Type out the data exactly as given. Skip any image.

## Begin Input rows

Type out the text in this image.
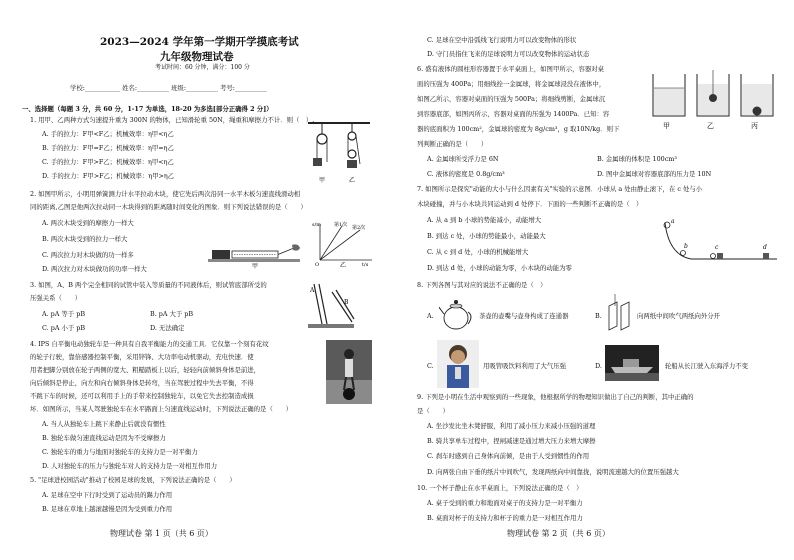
2023—2024 学年第一学期开学摸底考试
九年级物理试卷
考试时间：60 分钟，满分：100 分
学校:___________ 姓名:__________ 班级:__________ 考号:__________
一、选择题（每题 3 分，共 60 分，1-17 为单选，18-20 为多选[部分正确得 2 分]）
1. 用甲、乙两种方式匀速提升重为 300N 的物体，已知滑轮重 50N，绳重和摩擦力不计．则（　）.
A. 手的拉力：F甲<F乙；机械效率：η甲<η乙
B. 手的拉力：F甲=F乙；机械效率：η甲=η乙
C. 手的拉力：F甲>F乙；机械效率：η甲<η乙
D. 手的拉力：F甲>F乙；机械效率：η甲>η乙
2. 如图甲所示，小明用弹簧测力计水平拉动木块，使它先后两次沿同一水平木板匀速直线滑动相
同的距离,乙图是他两次拉动同一木块得到的距离随时间变化的图象．则下列说法错误的是（　　）
A. 两次木块受到的摩擦力一样大
B. 两次木块受到的拉力一样大
C. 两次拉力对木块做的功一样多
D. 两次拉力对木块做功的功率一样大
3. 如图，A、B 两个完全相同的试管中装入等质量的不同液体后，则试管底部所受的
压强关系（　　）
A. pA 等于 pB	B. pA 大于 pB
C. pA 小于 pB	D. 无法确定
4. IPS 自平衡电动独轮车是一种具有自我平衡能力的交通工具．它仅靠一个刻有花纹
的轮子行驶，靠倍感器控制平衡，采用锌锋、大功率电动机驱动，充电快速．使
用者把脚分别放在轮子两侧的宽大、粗糙踏板上以后，轻轻向前倾斜身体是前进，
向后倾斜是停止，向左和向右倾斜身体是转弯，当在驾驶过程中失去平衡，不得
不跳下车的时候，还可以利用手上的手带来控制独轮车，以免它失去控制造成损
坏．如图所示，当某人驾驶独轮车在水平路面上匀速直线运动时，下列说法正确的是（　　）
A. 当人从独轮车上跳下来静止后就没有惯性
B. 独轮车做匀速直线运动是因为不受摩擦力
C. 独轮车的重力与地面对独轮车的支持力是一对平衡力
D. 人对独轮车的压力与独轮车对人的支持力是一对相互作用力
5. "足球进校园活动"推动了校园足球的发展，下列说法正确的是（　　）
A. 足球在空中下行时受到了运动员的踢力作用
B. 足球在草地上越滚越慢是因为受到重力作用
甲	乙
甲
s/m	第1次 第2次
O	t/s
乙
A
B
物理试卷 第 1 页（共 6 页）
C. 足球在空中沿弧线飞行说明力可以改变物体的形状
D. 守门员指住飞来的足球说明力可以改变物体的运动状态
6. 盛有液体的圆柱形容器置于水平桌面上，如图甲所示，容器对桌
面的压强为 400Pa；用细线拴一金属球，将金属球浸没在液体中，
如图乙所示，容器对桌面的压强为 500Pa；将细线剪断，金属球沉
到容器底部，如图丙所示，容器对桌面的压强为 1400Pa．已知：容
器的底面积为 100cm²，金属球的密度为 8g/cm³，g 取10N/kg．则下
列判断正确的是（　　）
A. 金属球所受浮力是 6N	B. 金属球的体积是 100cm³
C. 液体的密度是 0.8g/cm³	D. 图中金属球对容器底部的压力是 10N
7. 如图所示是探究"动能的大小与什么因素有关"实验的示意图．小球从 a 处由静止滚下，在 c 处与小
木块碰撞，并与小木块共同运动到 d 处停下．下面的一些判断不正确的是（　）
A. 从 a 到 b 小球的势能减小，动能增大
B. 到达 c 处，小球的势能最小，动能最大
C. 从 c 到 d 处，小球的机械能增大
D. 到达 d 处，小球的动能为零，小木块的动能为零
8. 下列各图与其对应的说法不正确的是（　）
A.	茶壶的壶嘴与壶身构成了连通器	B.	向两纸中间吹气两纸向外分开
C.	用吸管吸饮料利用了大气压强	D.	轮船从长江驶入东海浮力不变
9. 下列是小明在生活中观察到的一些现象，他根据所学的物理知识做出了自己的判断，其中正确的
是（　　）
A. 坐沙发比坐木凳舒服，利用了减小压力来减小压强的道理
B. 骑共享单车过程中，捏闸减速是通过增大压力来增大摩擦
C. 刹车时感到自己身体向前倾，是由于人受到惯性的作用
D. 向两张自由下垂的纸片中间吹气，发现两纸向中间靠拢，说明流速越大的位置压强越大
10. 一个杯子静止在水平桌面上，下列说法正确的是（　）
A. 桌子受到的重力和地面对桌子的支持力是一对平衡力
B. 桌面对杯子的支持力和杯子的重力是一对相互作用力
甲	乙	丙
a
b	c	d
物理试卷 第 2 页（共 6 页）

## End Input rows

◆ The answer
Type out the text in this image.
2023—2024 学年第一学期开学摸底考试
九年级物理试卷
考试时间：60 分钟，满分：100 分
学校:___________ 姓名:__________ 班级:__________ 考号:__________
一、选择题（每题 3 分，共 60 分，1-17 为单选，18-20 为多选[部分正确得 2 分]）
1. 用甲、乙两种方式匀速提升重为 300N 的物体，已知滑轮重 50N，绳重和摩擦力不计．则（　）.
A. 手的拉力：F甲<F乙；机械效率：η甲<η乙
B. 手的拉力：F甲=F乙；机械效率：η甲=η乙
C. 手的拉力：F甲>F乙；机械效率：η甲<η乙
D. 手的拉力：F甲>F乙；机械效率：η甲>η乙
2. 如图甲所示，小明用弹簧测力计水平拉动木块，使它先后两次沿同一水平木板匀速直线滑动相
同的距离,乙图是他两次拉动同一木块得到的距离随时间变化的图象．则下列说法错误的是（　　）
A. 两次木块受到的摩擦力一样大
B. 两次木块受到的拉力一样大
C. 两次拉力对木块做的功一样多
D. 两次拉力对木块做功的功率一样大
3. 如图，A、B 两个完全相同的试管中装入等质量的不同液体后，则试管底部所受的
压强关系（　　）
A. pA 等于 pB	B. pA 大于 pB
C. pA 小于 pB	D. 无法确定
4. IPS 自平衡电动独轮车是一种具有自我平衡能力的交通工具．它仅靠一个刻有花纹
的轮子行驶，靠倍感器控制平衡，采用锌锋、大功率电动机驱动，充电快速．使
用者把脚分别放在轮子两侧的宽大、粗糙踏板上以后，轻轻向前倾斜身体是前进，
向后倾斜是停止，向左和向右倾斜身体是转弯，当在驾驶过程中失去平衡，不得
不跳下车的时候，还可以利用手上的手带来控制独轮车，以免它失去控制造成损
坏．如图所示，当某人驾驶独轮车在水平路面上匀速直线运动时，下列说法正确的是（　　）
A. 当人从独轮车上跳下来静止后就没有惯性
B. 独轮车做匀速直线运动是因为不受摩擦力
C. 独轮车的重力与地面对独轮车的支持力是一对平衡力
D. 人对独轮车的压力与独轮车对人的支持力是一对相互作用力
5. "足球进校园活动"推动了校园足球的发展，下列说法正确的是（　　）
A. 足球在空中下行时受到了运动员的踢力作用
B. 足球在草地上越滚越慢是因为受到重力作用
甲	乙
甲
s/m	第1次 第2次
O	t/s
乙
A
B
物理试卷 第 1 页（共 6 页）
C. 足球在空中沿弧线飞行说明力可以改变物体的形状
D. 守门员指住飞来的足球说明力可以改变物体的运动状态
6. 盛有液体的圆柱形容器置于水平桌面上，如图甲所示，容器对桌
面的压强为 400Pa；用细线拴一金属球，将金属球浸没在液体中，
如图乙所示，容器对桌面的压强为 500Pa；将细线剪断，金属球沉
到容器底部，如图丙所示，容器对桌面的压强为 1400Pa．已知：容
器的底面积为 100cm²，金属球的密度为 8g/cm³，g 取10N/kg．则下
列判断正确的是（　　）
A. 金属球所受浮力是 6N	B. 金属球的体积是 100cm³
C. 液体的密度是 0.8g/cm³	D. 图中金属球对容器底部的压力是 10N
7. 如图所示是探究"动能的大小与什么因素有关"实验的示意图．小球从 a 处由静止滚下，在 c 处与小
木块碰撞，并与小木块共同运动到 d 处停下．下面的一些判断不正确的是（　）
A. 从 a 到 b 小球的势能减小，动能增大
B. 到达 c 处，小球的势能最小，动能最大
C. 从 c 到 d 处，小球的机械能增大
D. 到达 d 处，小球的动能为零，小木块的动能为零
8. 下列各图与其对应的说法不正确的是（　）
A.	茶壶的壶嘴与壶身构成了连通器	B.	向两纸中间吹气两纸向外分开
C.	用吸管吸饮料利用了大气压强	D.	轮船从长江驶入东海浮力不变
9. 下列是小明在生活中观察到的一些现象，他根据所学的物理知识做出了自己的判断，其中正确的
是（　　）
A. 坐沙发比坐木凳舒服，利用了减小压力来减小压强的道理
B. 骑共享单车过程中，捏闸减速是通过增大压力来增大摩擦
C. 刹车时感到自己身体向前倾，是由于人受到惯性的作用
D. 向两张自由下垂的纸片中间吹气，发现两纸向中间靠拢，说明流速越大的位置压强越大
10. 一个杯子静止在水平桌面上，下列说法正确的是（　）
A. 桌子受到的重力和地面对桌子的支持力是一对平衡力
B. 桌面对杯子的支持力和杯子的重力是一对相互作用力
甲	乙	丙
a
b	c	d
物理试卷 第 2 页（共 6 页）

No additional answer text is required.